Task prompt => In the data below, find the line with "Enumerate this screenshot's" and output it along with every later line, exactly, but not the pictures.

>> start

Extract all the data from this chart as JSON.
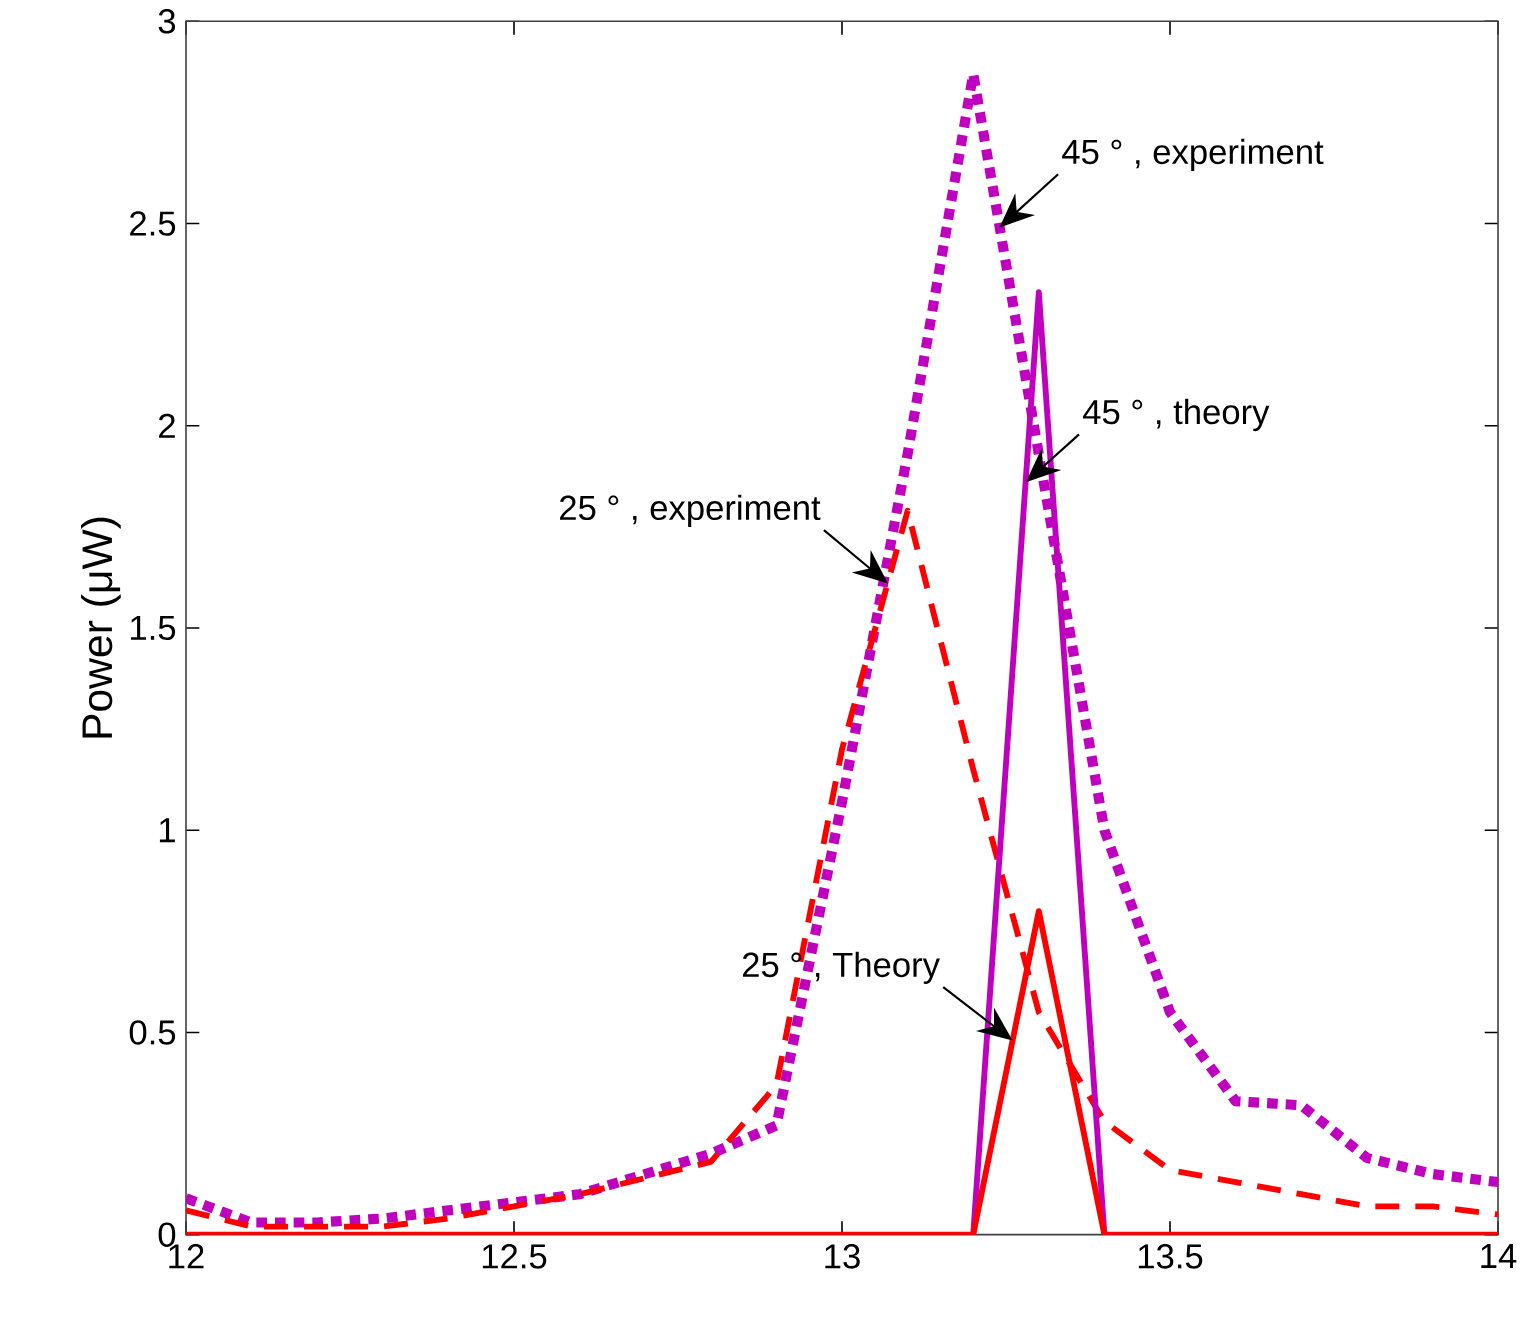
{
  "chart_data": {
    "type": "line",
    "ylabel": "Power (μW)",
    "x": [
      12,
      12.1,
      12.2,
      12.3,
      12.4,
      12.5,
      12.6,
      12.7,
      12.8,
      12.9,
      13,
      13.1,
      13.2,
      13.3,
      13.4,
      13.5,
      13.6,
      13.7,
      13.8,
      13.9,
      14
    ],
    "series": [
      {
        "color": "#bf00bf",
        "line_style": "dotted",
        "values": [
          0.09,
          0.03,
          0.03,
          0.04,
          0.06,
          0.08,
          0.1,
          0.15,
          0.2,
          0.27,
          1.07,
          1.93,
          2.87,
          1.93,
          1.0,
          0.55,
          0.33,
          0.32,
          0.19,
          0.15,
          0.13
        ]
      },
      {
        "color": "#ff0000",
        "line_style": "dashed",
        "values": [
          0.06,
          0.02,
          0.02,
          0.02,
          0.04,
          0.07,
          0.1,
          0.14,
          0.18,
          0.37,
          1.2,
          1.79,
          1.15,
          0.55,
          0.28,
          0.16,
          0.13,
          0.1,
          0.07,
          0.07,
          0.05
        ]
      },
      {
        "color": "#bf00bf",
        "line_style": "solid",
        "values": [
          null,
          null,
          null,
          null,
          null,
          null,
          null,
          null,
          null,
          null,
          null,
          null,
          0,
          2.33,
          0,
          null,
          null,
          null,
          null,
          null,
          null
        ]
      },
      {
        "color": "#ff0000",
        "line_style": "solid",
        "values": [
          0,
          0,
          0,
          0,
          0,
          0,
          0,
          0,
          0,
          0,
          0,
          0,
          0,
          0.8,
          0,
          0,
          0,
          0,
          0,
          0,
          0
        ]
      }
    ],
    "annotations": [
      {
        "text": "45 ° , experiment",
        "x": 13.24,
        "y": 2.49
      },
      {
        "text": "45 ° , theory",
        "x": 13.28,
        "y": 1.86
      },
      {
        "text": "25 ° , experiment",
        "x": 13.07,
        "y": 1.61
      },
      {
        "text": "25 ° , Theory",
        "x": 13.26,
        "y": 0.48
      }
    ],
    "xlim": [
      12,
      14
    ],
    "ylim": [
      0,
      3
    ],
    "xticks": [
      12,
      12.5,
      13,
      13.5,
      14
    ],
    "yticks": [
      0,
      0.5,
      1,
      1.5,
      2,
      2.5,
      3
    ],
    "grid": false
  }
}
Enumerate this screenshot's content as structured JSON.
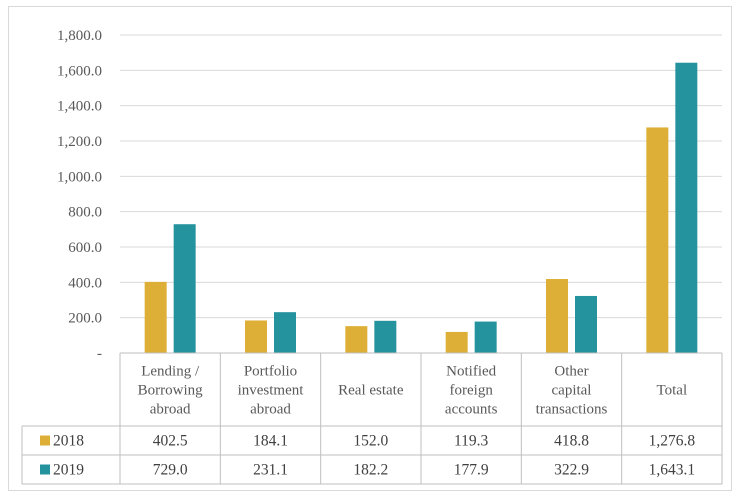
{
  "chart_data": {
    "type": "bar",
    "title": "",
    "xlabel": "",
    "ylabel": "",
    "ylim": [
      0,
      1800
    ],
    "yticks": [
      0,
      200,
      400,
      600,
      800,
      1000,
      1200,
      1400,
      1600,
      1800
    ],
    "ytick_labels": [
      "-",
      "200.0",
      "400.0",
      "600.0",
      "800.0",
      "1,000.0",
      "1,200.0",
      "1,400.0",
      "1,600.0",
      "1,800.0"
    ],
    "grid": true,
    "legend_position": "data-table-left",
    "categories": [
      [
        "Lending /",
        "Borrowing",
        "abroad"
      ],
      [
        "Portfolio",
        "investment",
        "abroad"
      ],
      [
        "Real estate"
      ],
      [
        "Notified",
        "foreign",
        "accounts"
      ],
      [
        "Other",
        "capital",
        "transactions"
      ],
      [
        "Total"
      ]
    ],
    "series": [
      {
        "name": "2018",
        "color": "#ddaf36",
        "values": [
          402.5,
          184.1,
          152.0,
          119.3,
          418.8,
          1276.8
        ],
        "value_labels": [
          "402.5",
          "184.1",
          "152.0",
          "119.3",
          "418.8",
          "1,276.8"
        ]
      },
      {
        "name": "2019",
        "color": "#25939e",
        "values": [
          729.0,
          231.1,
          182.2,
          177.9,
          322.9,
          1643.1
        ],
        "value_labels": [
          "729.0",
          "231.1",
          "182.2",
          "177.9",
          "322.9",
          "1,643.1"
        ]
      }
    ]
  }
}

>> end

Solved problem =>
Enumerate this screenshot's content as structured JSON.
{
  "chart_data": {
    "type": "bar",
    "title": "",
    "xlabel": "",
    "ylabel": "",
    "ylim": [
      0,
      1800
    ],
    "yticks": [
      0,
      200,
      400,
      600,
      800,
      1000,
      1200,
      1400,
      1600,
      1800
    ],
    "ytick_labels": [
      "-",
      "200.0",
      "400.0",
      "600.0",
      "800.0",
      "1,000.0",
      "1,200.0",
      "1,400.0",
      "1,600.0",
      "1,800.0"
    ],
    "grid": true,
    "legend_position": "data-table-left",
    "categories": [
      [
        "Lending /",
        "Borrowing",
        "abroad"
      ],
      [
        "Portfolio",
        "investment",
        "abroad"
      ],
      [
        "Real estate"
      ],
      [
        "Notified",
        "foreign",
        "accounts"
      ],
      [
        "Other",
        "capital",
        "transactions"
      ],
      [
        "Total"
      ]
    ],
    "series": [
      {
        "name": "2018",
        "color": "#ddaf36",
        "values": [
          402.5,
          184.1,
          152.0,
          119.3,
          418.8,
          1276.8
        ],
        "value_labels": [
          "402.5",
          "184.1",
          "152.0",
          "119.3",
          "418.8",
          "1,276.8"
        ]
      },
      {
        "name": "2019",
        "color": "#25939e",
        "values": [
          729.0,
          231.1,
          182.2,
          177.9,
          322.9,
          1643.1
        ],
        "value_labels": [
          "729.0",
          "231.1",
          "182.2",
          "177.9",
          "322.9",
          "1,643.1"
        ]
      }
    ]
  }
}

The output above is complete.